A credit card can be an excellent way to fund a large purchase, build good credit history, or even get special rewards for items you probably purchase on a regular basis, like gas or groceries. However, there are several downsides to a credit card when compared against other financial instruments and you’ll want to carefully consider the pros and cons of a credit card before signing up for one.
Additionally, there are a variety of credit card options with different lending terms and reward structures, so you’ll also want to think about how you would most often use the credit card in order to find the best offer for you. Already know which kind of credit card you’re looking for?
How do Credit Cards Work?
Before looking at the different types of credit cards out there, let’s first explore what a credit card is and how it works. A credit card is a physical card, that gives you access to a line of credit with the financial institution that issued the card. When you pay for items using a credit card, money is subtracted from this line of credit and you are required to pay it back within a per-specified period of time. How much credit you are offered usually depends on your previous credit history and current level of income. If you have very little income and have never borrowed money before, a bank is not likely to give you a big line of credit because there’s no way for them to know if you are the type of person who will pay back the money that you borrow. On the other hand, if you have a good credit history and a sizeable income, a bank is more likely to extend you a much larger line of credit.
Regardless of how big or small your line of credit is, when you borrow money against this line of credit, the bank will eventually want this money back. In most cases, you will have a billing cycle of around 25- 30 days in which you will be expected to pay back the money you borrowed. If you choose not to pay back the full amount, the bank will require you to pay interest on the money that you owe.
How much interest you will be required to pay depends on two things: 1.) how much money you borrowed, and 2.) your interest rate. If you’re planning on using a credit card for a big purchase and don’t think you will be able to repay all the money you borrow within a single billing cycle, it would be a good idea to look closely at the interest rates of the credit cards you are considering before signing up.
Why does Interest Rate matter?

__Requirements__: Please pick up the credit card explainer above right after its last line, "Why does Interest Rate matter?", and keep writing it in the same plain style.

__Material supplied__:
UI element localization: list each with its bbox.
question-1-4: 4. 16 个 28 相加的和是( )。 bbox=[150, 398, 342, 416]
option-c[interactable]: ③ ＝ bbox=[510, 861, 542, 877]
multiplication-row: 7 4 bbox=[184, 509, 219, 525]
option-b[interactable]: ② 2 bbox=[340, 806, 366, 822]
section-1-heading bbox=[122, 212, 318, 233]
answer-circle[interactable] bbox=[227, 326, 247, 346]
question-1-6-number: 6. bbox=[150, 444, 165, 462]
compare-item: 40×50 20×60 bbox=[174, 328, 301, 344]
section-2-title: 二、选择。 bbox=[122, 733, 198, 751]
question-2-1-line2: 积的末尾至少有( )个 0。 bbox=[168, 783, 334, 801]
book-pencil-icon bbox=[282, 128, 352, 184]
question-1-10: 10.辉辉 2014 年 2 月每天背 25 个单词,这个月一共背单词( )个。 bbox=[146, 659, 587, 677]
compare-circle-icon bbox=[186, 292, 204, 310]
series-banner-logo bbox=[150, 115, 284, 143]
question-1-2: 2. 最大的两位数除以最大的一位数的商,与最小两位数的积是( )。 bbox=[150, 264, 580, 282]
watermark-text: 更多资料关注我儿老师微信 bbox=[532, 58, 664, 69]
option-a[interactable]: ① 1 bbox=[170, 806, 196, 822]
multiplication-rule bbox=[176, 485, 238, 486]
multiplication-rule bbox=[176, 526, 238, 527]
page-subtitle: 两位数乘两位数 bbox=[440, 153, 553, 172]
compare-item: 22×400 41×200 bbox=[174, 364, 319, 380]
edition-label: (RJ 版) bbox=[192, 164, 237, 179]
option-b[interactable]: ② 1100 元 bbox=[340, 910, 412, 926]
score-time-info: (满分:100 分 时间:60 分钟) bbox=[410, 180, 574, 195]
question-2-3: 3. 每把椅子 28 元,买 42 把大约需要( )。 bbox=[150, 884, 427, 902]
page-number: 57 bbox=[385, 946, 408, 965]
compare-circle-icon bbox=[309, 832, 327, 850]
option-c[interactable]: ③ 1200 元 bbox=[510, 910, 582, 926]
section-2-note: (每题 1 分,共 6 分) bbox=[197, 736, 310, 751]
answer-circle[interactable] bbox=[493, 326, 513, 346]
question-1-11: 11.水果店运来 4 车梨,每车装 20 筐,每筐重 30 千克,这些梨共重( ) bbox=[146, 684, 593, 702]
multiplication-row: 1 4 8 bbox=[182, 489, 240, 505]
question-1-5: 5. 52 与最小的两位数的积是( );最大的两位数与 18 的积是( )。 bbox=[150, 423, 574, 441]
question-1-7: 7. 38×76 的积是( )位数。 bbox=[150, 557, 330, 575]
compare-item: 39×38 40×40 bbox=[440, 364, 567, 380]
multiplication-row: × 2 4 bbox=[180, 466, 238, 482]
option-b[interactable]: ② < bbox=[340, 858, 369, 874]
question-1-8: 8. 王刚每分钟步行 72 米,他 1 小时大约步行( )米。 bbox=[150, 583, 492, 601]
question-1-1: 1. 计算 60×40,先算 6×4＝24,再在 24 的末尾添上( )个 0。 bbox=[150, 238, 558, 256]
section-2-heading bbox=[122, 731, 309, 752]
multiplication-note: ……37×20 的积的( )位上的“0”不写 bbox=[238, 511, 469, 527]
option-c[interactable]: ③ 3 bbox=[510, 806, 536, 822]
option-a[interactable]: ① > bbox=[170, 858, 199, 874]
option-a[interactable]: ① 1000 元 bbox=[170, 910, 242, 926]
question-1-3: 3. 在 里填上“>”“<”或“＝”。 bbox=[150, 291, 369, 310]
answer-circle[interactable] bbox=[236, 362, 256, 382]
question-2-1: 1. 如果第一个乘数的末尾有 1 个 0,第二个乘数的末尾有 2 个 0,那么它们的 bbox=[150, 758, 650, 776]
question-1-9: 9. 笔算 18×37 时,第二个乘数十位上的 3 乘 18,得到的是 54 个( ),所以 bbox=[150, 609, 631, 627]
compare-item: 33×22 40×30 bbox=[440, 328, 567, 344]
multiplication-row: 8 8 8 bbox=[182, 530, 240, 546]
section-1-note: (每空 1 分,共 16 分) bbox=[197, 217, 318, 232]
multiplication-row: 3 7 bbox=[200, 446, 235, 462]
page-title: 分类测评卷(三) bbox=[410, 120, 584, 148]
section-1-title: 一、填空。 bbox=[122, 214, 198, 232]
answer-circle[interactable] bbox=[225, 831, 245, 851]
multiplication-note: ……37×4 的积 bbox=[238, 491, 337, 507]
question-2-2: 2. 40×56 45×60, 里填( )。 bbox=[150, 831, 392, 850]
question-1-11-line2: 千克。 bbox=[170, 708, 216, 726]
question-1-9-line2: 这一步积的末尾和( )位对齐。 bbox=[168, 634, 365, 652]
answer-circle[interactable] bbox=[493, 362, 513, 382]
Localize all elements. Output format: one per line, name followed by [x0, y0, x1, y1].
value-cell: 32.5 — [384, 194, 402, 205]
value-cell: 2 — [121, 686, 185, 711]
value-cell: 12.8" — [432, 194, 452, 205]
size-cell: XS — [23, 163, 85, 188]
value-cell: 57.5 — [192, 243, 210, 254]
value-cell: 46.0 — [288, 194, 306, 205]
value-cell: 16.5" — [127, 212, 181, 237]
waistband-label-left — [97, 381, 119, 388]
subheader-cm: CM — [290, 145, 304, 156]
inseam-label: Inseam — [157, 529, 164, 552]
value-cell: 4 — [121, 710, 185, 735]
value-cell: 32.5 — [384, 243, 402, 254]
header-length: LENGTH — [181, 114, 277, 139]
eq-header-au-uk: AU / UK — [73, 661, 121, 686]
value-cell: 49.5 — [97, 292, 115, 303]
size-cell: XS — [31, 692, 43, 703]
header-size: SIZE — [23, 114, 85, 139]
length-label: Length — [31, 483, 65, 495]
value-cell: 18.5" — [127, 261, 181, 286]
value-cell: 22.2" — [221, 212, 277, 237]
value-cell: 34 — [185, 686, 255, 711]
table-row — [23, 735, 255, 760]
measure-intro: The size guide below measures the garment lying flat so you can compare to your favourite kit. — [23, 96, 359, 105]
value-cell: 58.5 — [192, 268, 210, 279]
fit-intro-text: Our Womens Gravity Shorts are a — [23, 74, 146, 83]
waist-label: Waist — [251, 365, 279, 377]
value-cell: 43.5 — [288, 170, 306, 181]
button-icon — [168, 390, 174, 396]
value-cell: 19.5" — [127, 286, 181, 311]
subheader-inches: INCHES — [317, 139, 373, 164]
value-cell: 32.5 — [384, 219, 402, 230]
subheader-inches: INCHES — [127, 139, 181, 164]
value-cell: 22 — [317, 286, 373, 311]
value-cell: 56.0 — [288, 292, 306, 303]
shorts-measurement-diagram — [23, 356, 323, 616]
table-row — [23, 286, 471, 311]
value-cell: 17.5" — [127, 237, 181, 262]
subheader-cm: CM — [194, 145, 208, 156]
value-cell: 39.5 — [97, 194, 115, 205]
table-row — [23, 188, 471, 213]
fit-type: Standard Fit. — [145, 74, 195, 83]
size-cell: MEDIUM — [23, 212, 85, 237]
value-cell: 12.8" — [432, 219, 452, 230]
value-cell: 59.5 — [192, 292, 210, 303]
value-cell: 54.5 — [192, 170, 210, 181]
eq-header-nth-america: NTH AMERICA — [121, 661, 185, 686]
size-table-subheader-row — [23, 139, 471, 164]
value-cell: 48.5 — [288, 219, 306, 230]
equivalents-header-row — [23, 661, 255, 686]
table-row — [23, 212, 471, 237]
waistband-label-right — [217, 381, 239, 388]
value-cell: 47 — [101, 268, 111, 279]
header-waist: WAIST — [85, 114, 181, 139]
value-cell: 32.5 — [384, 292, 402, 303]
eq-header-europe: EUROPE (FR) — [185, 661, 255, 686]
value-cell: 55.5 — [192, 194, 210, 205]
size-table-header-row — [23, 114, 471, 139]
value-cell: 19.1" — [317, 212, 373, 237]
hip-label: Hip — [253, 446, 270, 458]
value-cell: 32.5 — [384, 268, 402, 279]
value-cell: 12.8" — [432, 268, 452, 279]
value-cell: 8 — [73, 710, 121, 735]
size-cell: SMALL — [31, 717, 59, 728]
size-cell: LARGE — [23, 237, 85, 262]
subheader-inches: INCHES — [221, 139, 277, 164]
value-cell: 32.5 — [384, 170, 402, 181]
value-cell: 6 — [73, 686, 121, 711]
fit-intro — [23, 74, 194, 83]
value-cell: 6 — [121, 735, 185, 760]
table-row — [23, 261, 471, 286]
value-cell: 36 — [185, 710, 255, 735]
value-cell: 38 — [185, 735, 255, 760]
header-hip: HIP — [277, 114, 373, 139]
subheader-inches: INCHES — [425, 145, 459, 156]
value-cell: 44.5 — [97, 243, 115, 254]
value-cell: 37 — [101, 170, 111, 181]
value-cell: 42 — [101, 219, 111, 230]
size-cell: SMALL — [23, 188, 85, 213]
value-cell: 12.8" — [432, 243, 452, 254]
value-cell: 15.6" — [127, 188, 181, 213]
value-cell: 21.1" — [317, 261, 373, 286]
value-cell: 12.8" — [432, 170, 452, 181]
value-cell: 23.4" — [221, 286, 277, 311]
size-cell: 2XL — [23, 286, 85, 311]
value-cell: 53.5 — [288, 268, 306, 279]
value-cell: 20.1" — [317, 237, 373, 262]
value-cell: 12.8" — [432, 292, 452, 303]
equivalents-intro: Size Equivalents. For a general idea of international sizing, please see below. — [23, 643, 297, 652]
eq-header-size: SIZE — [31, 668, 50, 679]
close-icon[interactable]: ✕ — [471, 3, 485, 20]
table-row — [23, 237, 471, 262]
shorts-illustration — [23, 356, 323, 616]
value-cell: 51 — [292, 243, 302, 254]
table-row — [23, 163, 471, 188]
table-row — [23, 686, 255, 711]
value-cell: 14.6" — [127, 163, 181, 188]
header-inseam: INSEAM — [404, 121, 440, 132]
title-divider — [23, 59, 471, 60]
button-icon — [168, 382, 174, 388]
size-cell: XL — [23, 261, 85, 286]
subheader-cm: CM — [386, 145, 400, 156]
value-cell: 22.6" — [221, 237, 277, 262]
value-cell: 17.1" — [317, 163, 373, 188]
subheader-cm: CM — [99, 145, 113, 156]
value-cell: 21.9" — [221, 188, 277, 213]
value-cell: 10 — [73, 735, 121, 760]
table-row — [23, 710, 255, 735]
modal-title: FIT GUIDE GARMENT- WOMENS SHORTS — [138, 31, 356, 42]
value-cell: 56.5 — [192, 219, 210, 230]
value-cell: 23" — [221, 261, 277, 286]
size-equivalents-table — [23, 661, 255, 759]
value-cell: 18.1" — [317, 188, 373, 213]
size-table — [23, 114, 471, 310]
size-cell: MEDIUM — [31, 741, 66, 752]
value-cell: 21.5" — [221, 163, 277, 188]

__Output of the task__:
When comparing credit cards, one of the most important things to consider is the interest rate. A credit card with lots of rewards and a high credit limit might seem appealing at first, but if the interest rate is also high, you might end up paying significantly more in interest than you save with the rewards you earned. For example, a credit card offers you $20 cash back for every $1,000 you spend and you buy a new furniture set for $10,000, you will get $200 cash back. Sounds pretty good right? But what about the interest rate? Unless you are planning on paying back the entire $10,000 within the first billing cycle, you are going to have to pay interest on the money you owe. So let’s say you decide to pay off your new furniture set in 10 months, paying $1,000 every month, and you have an interest rate of 8%. After your first billing cycle, you will have made your first $1,000 payment and have $9,000 remaining. Since your interest rate is set at 8%, you are going to receive an interest charge of $720 for your first billing cycle alone. Your $200 in rewards is quickly spent on making this interest payment, and you still have an additional $520 in interest to pay.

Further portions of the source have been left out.